▶ **PROBLEM STATEMENT**
Pick out each line below containing "produit".

▶ **RECORDS SUPPLIED**

- - - - -

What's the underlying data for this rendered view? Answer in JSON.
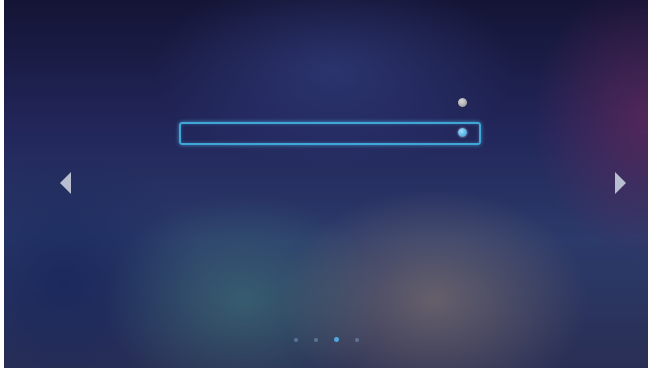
{
  "list": {
    "items": [
      {
        "label": "",
        "selected": false
      },
      {
        "label": "",
        "selected": true
      }
    ]
  },
  "navigation": {
    "prev_icon": "chevron-left-icon",
    "next_icon": "chevron-right-icon"
  },
  "pagination": {
    "total_pages": 4,
    "current_page": 3
  },
  "colors": {
    "accent": "#3fa6d6",
    "background_dark": "#1a1c45"
  }
}
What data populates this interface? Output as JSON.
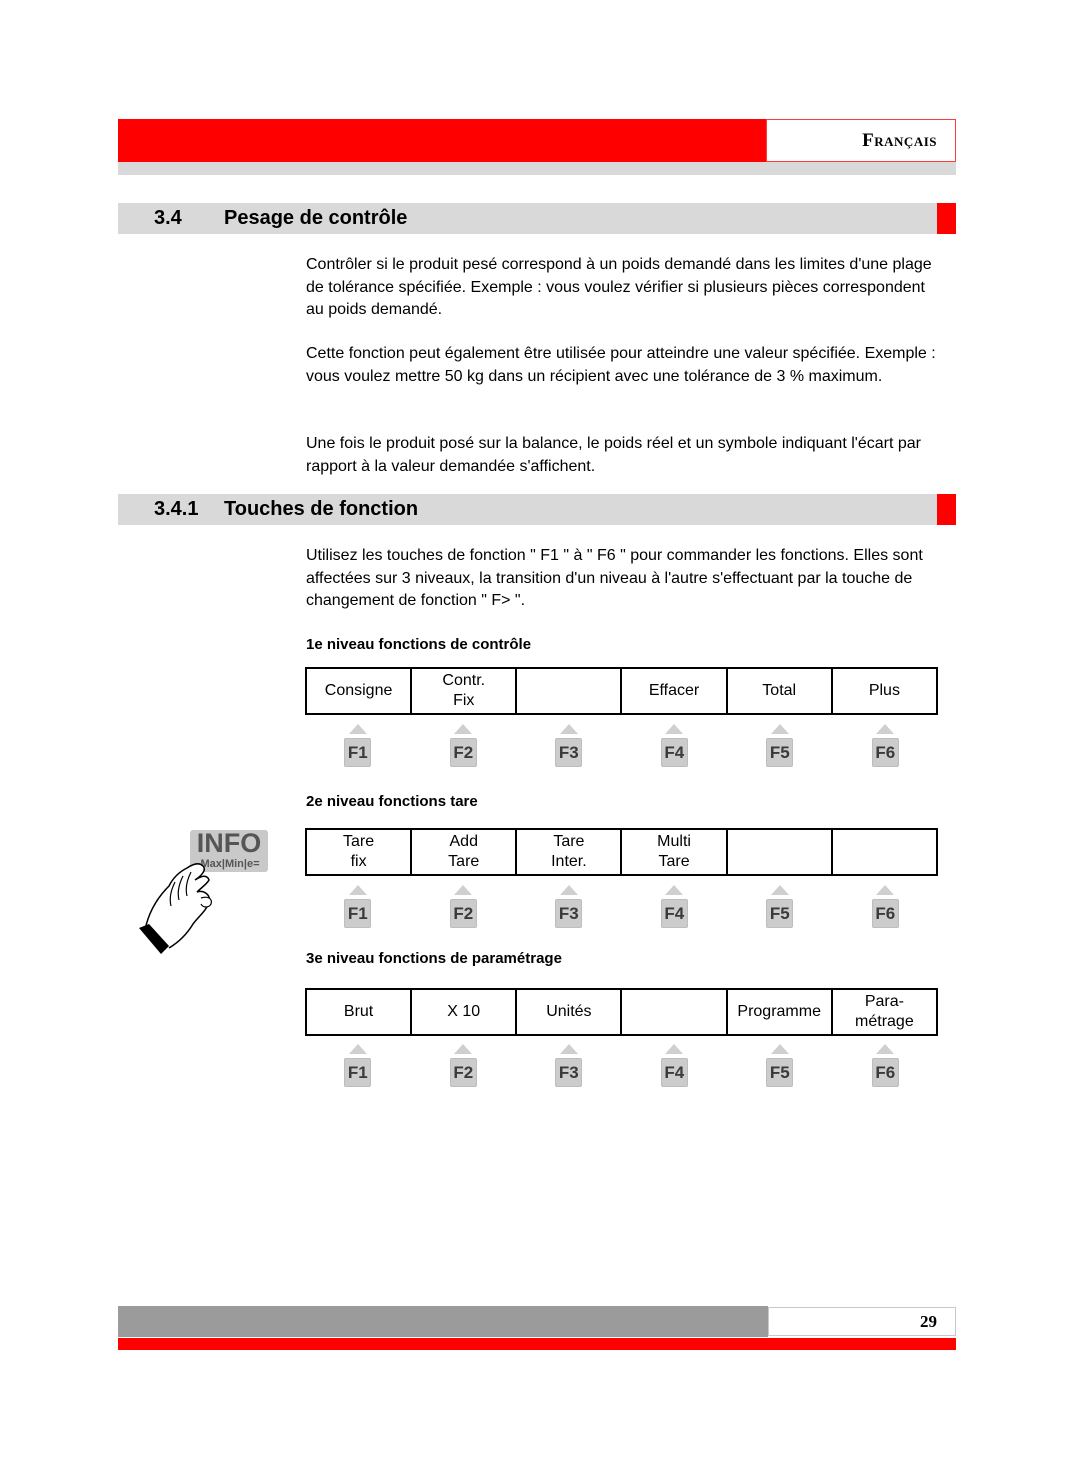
{
  "header": {
    "language": "Français"
  },
  "sections": [
    {
      "number": "3.4",
      "title": "Pesage de contrôle",
      "paragraphs": [
        "Contrôler si le produit pesé correspond à un poids demandé dans les limites d'une plage de tolérance spécifiée. Exemple : vous voulez vérifier si plusieurs pièces correspondent au poids demandé.",
        "Cette fonction peut également être utilisée pour atteindre une valeur spécifiée. Exemple : vous voulez mettre 50 kg dans un récipient avec une tolérance de 3 % maximum.",
        "Une fois le produit posé sur la balance, le poids réel et un symbole indiquant l'écart par rapport à la valeur demandée s'affichent."
      ]
    },
    {
      "number": "3.4.1",
      "title": "Touches de fonction",
      "paragraphs": [
        "Utilisez les touches de fonction \" F1 \" à \" F6 \" pour commander les fonctions. Elles sont affectées sur 3 niveaux, la transition d'un niveau à l'autre s'effectuant par la touche de changement de fonction \" F> \"."
      ]
    }
  ],
  "levels": [
    {
      "title": "1e niveau fonctions de contrôle",
      "cells": [
        [
          "Consigne"
        ],
        [
          "Contr.",
          "Fix"
        ],
        [],
        [
          "Effacer"
        ],
        [
          "Total"
        ],
        [
          "Plus"
        ]
      ]
    },
    {
      "title": "2e niveau fonctions tare",
      "cells": [
        [
          "Tare",
          "fix"
        ],
        [
          "Add",
          "Tare"
        ],
        [
          "Tare",
          "Inter."
        ],
        [
          "Multi",
          "Tare"
        ],
        [],
        []
      ]
    },
    {
      "title": "3e niveau fonctions de paramétrage",
      "cells": [
        [
          "Brut"
        ],
        [
          "X 10"
        ],
        [
          "Unités"
        ],
        [],
        [
          "Programme"
        ],
        [
          "Para-",
          "métrage"
        ]
      ]
    }
  ],
  "function_keys": [
    "F1",
    "F2",
    "F3",
    "F4",
    "F5",
    "F6"
  ],
  "info_key": {
    "label": "INFO",
    "sublabel": "Max|Min|e="
  },
  "footer": {
    "page_number": "29"
  },
  "colors": {
    "accent": "#ff0000",
    "bar_gray": "#d9d9d9",
    "footer_gray": "#9b9b9b"
  }
}
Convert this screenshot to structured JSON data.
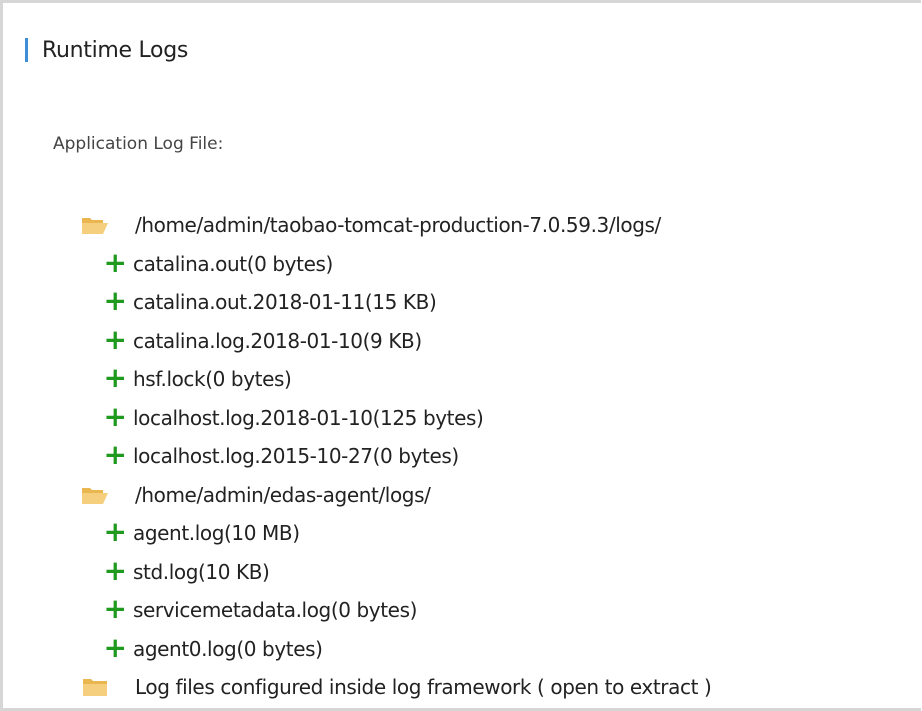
{
  "panel": {
    "title": "Runtime Logs",
    "section_label": "Application Log File:"
  },
  "tree": [
    {
      "kind": "folder-open",
      "icon": "folder-open-icon",
      "label": "/home/admin/taobao-tomcat-production-7.0.59.3/logs/"
    },
    {
      "kind": "file",
      "icon": "plus-icon",
      "label": "catalina.out(0 bytes)"
    },
    {
      "kind": "file",
      "icon": "plus-icon",
      "label": "catalina.out.2018-01-11(15 KB)"
    },
    {
      "kind": "file",
      "icon": "plus-icon",
      "label": "catalina.log.2018-01-10(9 KB)"
    },
    {
      "kind": "file",
      "icon": "plus-icon",
      "label": "hsf.lock(0 bytes)"
    },
    {
      "kind": "file",
      "icon": "plus-icon",
      "label": "localhost.log.2018-01-10(125 bytes)"
    },
    {
      "kind": "file",
      "icon": "plus-icon",
      "label": "localhost.log.2015-10-27(0 bytes)"
    },
    {
      "kind": "folder-open",
      "icon": "folder-open-icon",
      "label": "/home/admin/edas-agent/logs/"
    },
    {
      "kind": "file",
      "icon": "plus-icon",
      "label": "agent.log(10 MB)"
    },
    {
      "kind": "file",
      "icon": "plus-icon",
      "label": "std.log(10 KB)"
    },
    {
      "kind": "file",
      "icon": "plus-icon",
      "label": "servicemetadata.log(0 bytes)"
    },
    {
      "kind": "file",
      "icon": "plus-icon",
      "label": "agent0.log(0 bytes)"
    },
    {
      "kind": "folder-closed",
      "icon": "folder-closed-icon",
      "label": "Log files configured inside log framework ( open to extract )"
    }
  ],
  "colors": {
    "accent": "#3e8dd6",
    "plus": "#1f9a1f",
    "folder": "#f2c56d"
  }
}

- - - - -

▶ **RESULT FOR THIS TASK**
        "Contrôler si le produit pesé correspond à un poids demandé dans les limites d'une plage de tolérance spécifiée. Exemple : vous voulez vérifier si plusieurs pièces correspondent au poids demandé.",
        "Une fois le produit posé sur la balance, le poids réel et un symbole indiquant l'écart par rapport à la valeur demandée s'affichent."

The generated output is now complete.